(Figure contents as structured data)
— Begin —
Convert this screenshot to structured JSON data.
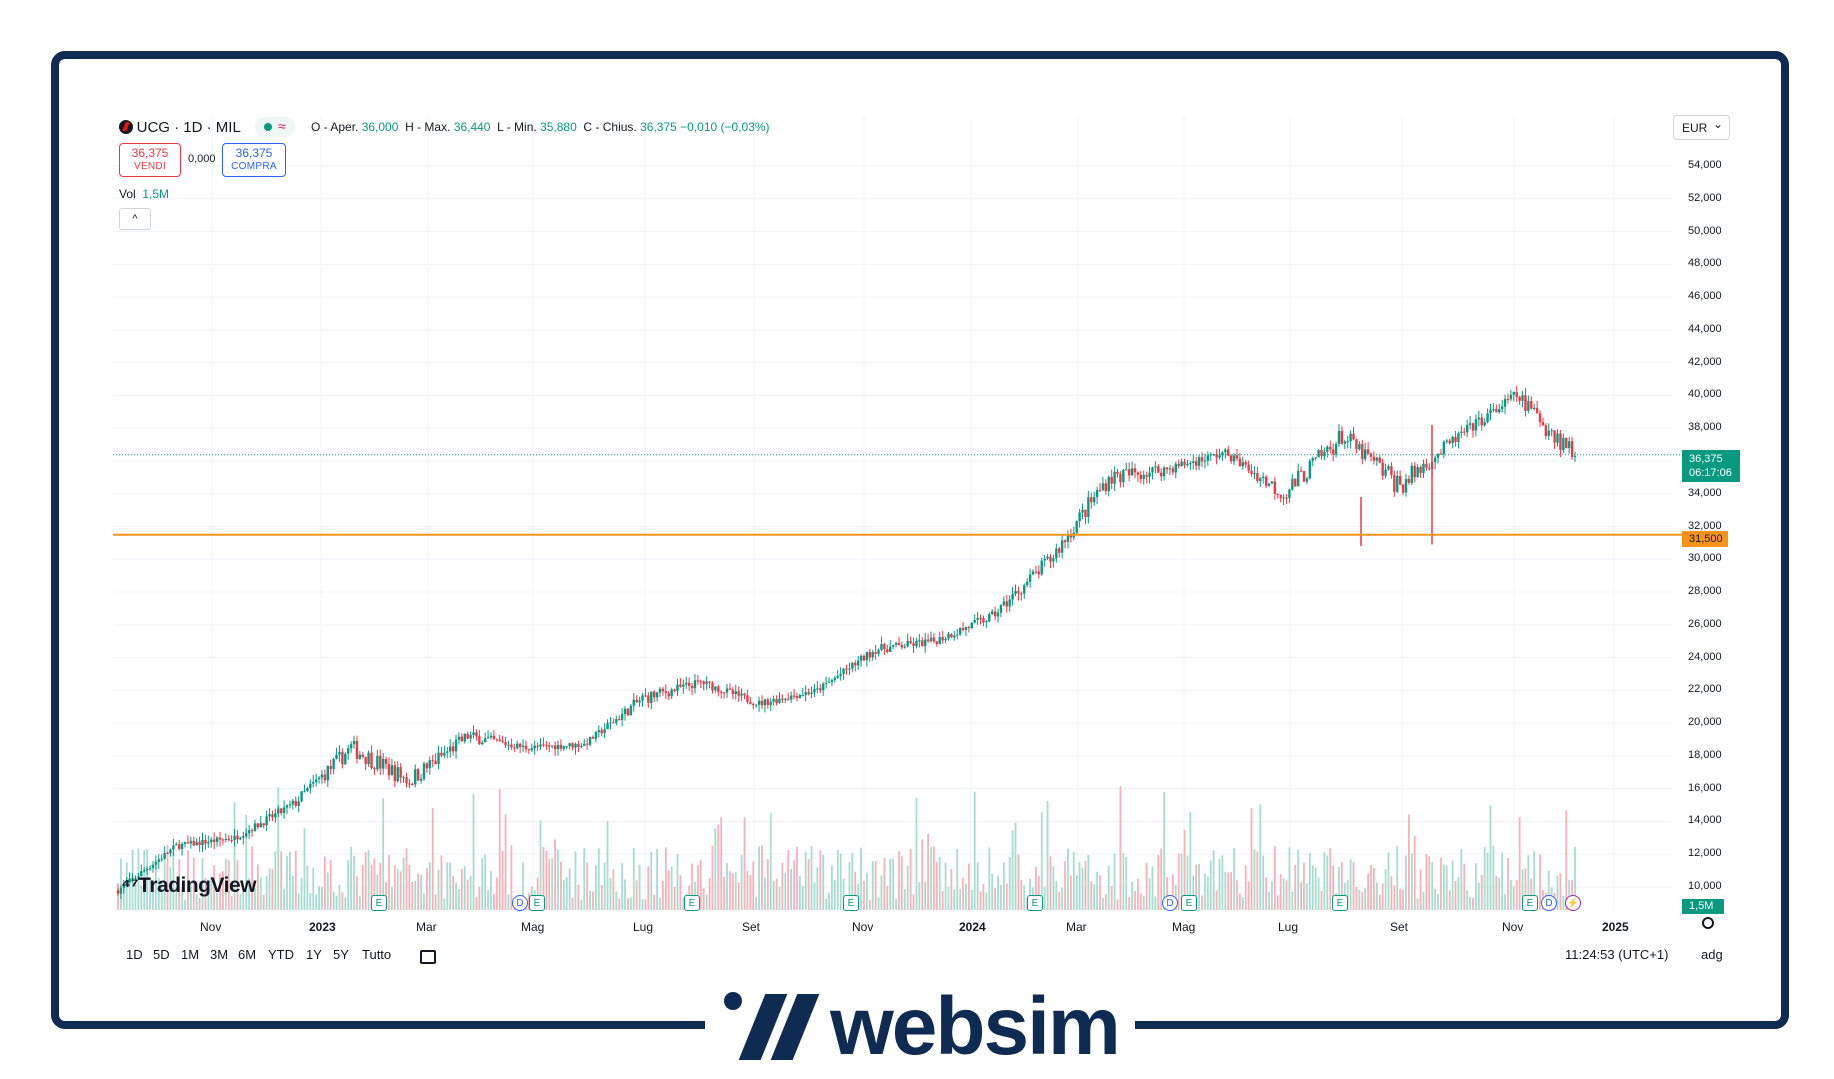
{
  "header": {
    "symbol": "UCG · 1D · MIL",
    "ohlc": {
      "o_label": "O - Aper.",
      "o_value": "36,000",
      "h_label": "H - Max.",
      "h_value": "36,440",
      "l_label": "L - Min.",
      "l_value": "35,880",
      "c_label": "C - Chius.",
      "c_value": "36,375",
      "change": "−0,010 (−0,03%)"
    },
    "sell": {
      "price": "36,375",
      "label": "VENDI"
    },
    "spread": "0,000",
    "buy": {
      "price": "36,375",
      "label": "COMPRA"
    },
    "vol_label": "Vol",
    "vol_value": "1,5M",
    "collapse_glyph": "^"
  },
  "currency_select": {
    "value": "EUR",
    "chevron": "⌄"
  },
  "price_axis": [
    "54,000",
    "52,000",
    "50,000",
    "48,000",
    "46,000",
    "44,000",
    "42,000",
    "40,000",
    "38,000",
    "34,000",
    "30,000",
    "28,000",
    "26,000",
    "24,000",
    "22,000",
    "20,000",
    "18,000",
    "16,000",
    "14,000",
    "12,000",
    "10,000"
  ],
  "partial_axis_label": "32,000",
  "current_price_label": {
    "price": "36,375",
    "countdown": "06:17:06",
    "color": "#089981"
  },
  "horizontal_line_label": {
    "price": "31,500",
    "color": "#f7931a"
  },
  "volume_label": "1,5M",
  "time_axis": [
    "Nov",
    "2023",
    "Mar",
    "Mag",
    "Lug",
    "Set",
    "Nov",
    "2024",
    "Mar",
    "Mag",
    "Lug",
    "Set",
    "Nov",
    "2025"
  ],
  "event_markers": [
    "E",
    "D",
    "E",
    "E",
    "E",
    "E",
    "D",
    "E",
    "E",
    "E",
    "D",
    "⚡"
  ],
  "toolbar": {
    "ranges": [
      "1D",
      "5D",
      "1M",
      "3M",
      "6M",
      "YTD",
      "1Y",
      "5Y",
      "Tutto"
    ],
    "clock": "11:24:53 (UTC+1)",
    "adj": "adg"
  },
  "branding": {
    "tradingview": "TradingView",
    "websim": "websim"
  },
  "colors": {
    "up": "#089981",
    "down": "#f23645",
    "frame": "#0f2b52",
    "hline": "#f7931a"
  },
  "chart_data": {
    "type": "candlestick",
    "title": "UCG · 1D · MIL",
    "x": [
      "2022-10",
      "2022-11",
      "2022-12",
      "2023-01",
      "2023-02",
      "2023-03",
      "2023-04",
      "2023-05",
      "2023-06",
      "2023-07",
      "2023-08",
      "2023-09",
      "2023-10",
      "2023-11",
      "2023-12",
      "2024-01",
      "2024-02",
      "2024-03",
      "2024-04",
      "2024-05",
      "2024-06",
      "2024-07",
      "2024-08",
      "2024-09",
      "2024-10",
      "2024-11"
    ],
    "close": [
      9.8,
      12.5,
      13.0,
      15.0,
      18.5,
      16.5,
      19.2,
      18.5,
      18.7,
      21.5,
      22.5,
      21.2,
      22.0,
      24.5,
      25.0,
      26.5,
      30.0,
      35.0,
      35.5,
      36.5,
      34.0,
      37.5,
      34.5,
      37.5,
      40.0,
      36.4
    ],
    "high": [
      10.5,
      13.2,
      13.5,
      16.0,
      20.8,
      20.0,
      20.0,
      19.5,
      19.2,
      22.8,
      23.0,
      22.8,
      22.5,
      25.0,
      25.8,
      27.5,
      31.2,
      36.0,
      36.8,
      37.2,
      37.3,
      39.3,
      37.5,
      38.5,
      40.8,
      44.0
    ],
    "low": [
      9.5,
      11.8,
      12.3,
      12.8,
      15.8,
      14.8,
      16.3,
      17.8,
      18.0,
      19.0,
      20.8,
      20.6,
      21.0,
      22.5,
      23.5,
      24.5,
      26.5,
      30.5,
      33.5,
      35.0,
      32.0,
      33.5,
      31.0,
      35.5,
      37.0,
      35.5
    ],
    "ylim": [
      10,
      54
    ],
    "horizontal_line": 31.5,
    "last_price": 36.375
  }
}
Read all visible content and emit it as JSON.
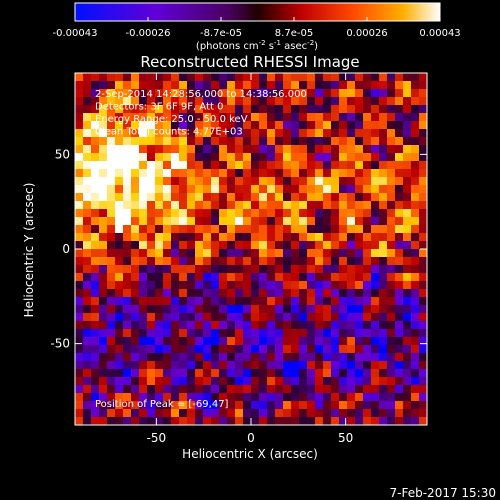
— End —
● **Your goal**: Reproduce the listing above exactly, excluding all pictures.

● **Complete output**:
Convert this screenshot to structured JSON data.
{
  "header": {
    "symbol": "UCG · 1D · MIL",
    "ohlc": {
      "o_label": "O - Aper.",
      "o_value": "36,000",
      "h_label": "H - Max.",
      "h_value": "36,440",
      "l_label": "L - Min.",
      "l_value": "35,880",
      "c_label": "C - Chius.",
      "c_value": "36,375",
      "change": "−0,010 (−0,03%)"
    },
    "sell": {
      "price": "36,375",
      "label": "VENDI"
    },
    "spread": "0,000",
    "buy": {
      "price": "36,375",
      "label": "COMPRA"
    },
    "vol_label": "Vol",
    "vol_value": "1,5M",
    "collapse_glyph": "^"
  },
  "currency_select": {
    "value": "EUR",
    "chevron": "⌄"
  },
  "price_axis": [
    "54,000",
    "52,000",
    "50,000",
    "48,000",
    "46,000",
    "44,000",
    "42,000",
    "40,000",
    "38,000",
    "34,000",
    "30,000",
    "28,000",
    "26,000",
    "24,000",
    "22,000",
    "20,000",
    "18,000",
    "16,000",
    "14,000",
    "12,000",
    "10,000"
  ],
  "partial_axis_label": "32,000",
  "current_price_label": {
    "price": "36,375",
    "countdown": "06:17:06",
    "color": "#089981"
  },
  "horizontal_line_label": {
    "price": "31,500",
    "color": "#f7931a"
  },
  "volume_label": "1,5M",
  "time_axis": [
    "Nov",
    "2023",
    "Mar",
    "Mag",
    "Lug",
    "Set",
    "Nov",
    "2024",
    "Mar",
    "Mag",
    "Lug",
    "Set",
    "Nov",
    "2025"
  ],
  "event_markers": [
    "E",
    "D",
    "E",
    "E",
    "E",
    "E",
    "D",
    "E",
    "E",
    "E",
    "D",
    "⚡"
  ],
  "toolbar": {
    "ranges": [
      "1D",
      "5D",
      "1M",
      "3M",
      "6M",
      "YTD",
      "1Y",
      "5Y",
      "Tutto"
    ],
    "clock": "11:24:53 (UTC+1)",
    "adj": "adg"
  },
  "branding": {
    "tradingview": "TradingView",
    "websim": "websim"
  },
  "colors": {
    "up": "#089981",
    "down": "#f23645",
    "frame": "#0f2b52",
    "hline": "#f7931a"
  },
  "chart_data": {
    "type": "candlestick",
    "title": "UCG · 1D · MIL",
    "x": [
      "2022-10",
      "2022-11",
      "2022-12",
      "2023-01",
      "2023-02",
      "2023-03",
      "2023-04",
      "2023-05",
      "2023-06",
      "2023-07",
      "2023-08",
      "2023-09",
      "2023-10",
      "2023-11",
      "2023-12",
      "2024-01",
      "2024-02",
      "2024-03",
      "2024-04",
      "2024-05",
      "2024-06",
      "2024-07",
      "2024-08",
      "2024-09",
      "2024-10",
      "2024-11"
    ],
    "close": [
      9.8,
      12.5,
      13.0,
      15.0,
      18.5,
      16.5,
      19.2,
      18.5,
      18.7,
      21.5,
      22.5,
      21.2,
      22.0,
      24.5,
      25.0,
      26.5,
      30.0,
      35.0,
      35.5,
      36.5,
      34.0,
      37.5,
      34.5,
      37.5,
      40.0,
      36.4
    ],
    "high": [
      10.5,
      13.2,
      13.5,
      16.0,
      20.8,
      20.0,
      20.0,
      19.5,
      19.2,
      22.8,
      23.0,
      22.8,
      22.5,
      25.0,
      25.8,
      27.5,
      31.2,
      36.0,
      36.8,
      37.2,
      37.3,
      39.3,
      37.5,
      38.5,
      40.8,
      44.0
    ],
    "low": [
      9.5,
      11.8,
      12.3,
      12.8,
      15.8,
      14.8,
      16.3,
      17.8,
      18.0,
      19.0,
      20.8,
      20.6,
      21.0,
      22.5,
      23.5,
      24.5,
      26.5,
      30.5,
      33.5,
      35.0,
      32.0,
      33.5,
      31.0,
      35.5,
      37.0,
      35.5
    ],
    "ylim": [
      10,
      54
    ],
    "horizontal_line": 31.5,
    "last_price": 36.375
  }
}
Read all visible content and emit it as JSON.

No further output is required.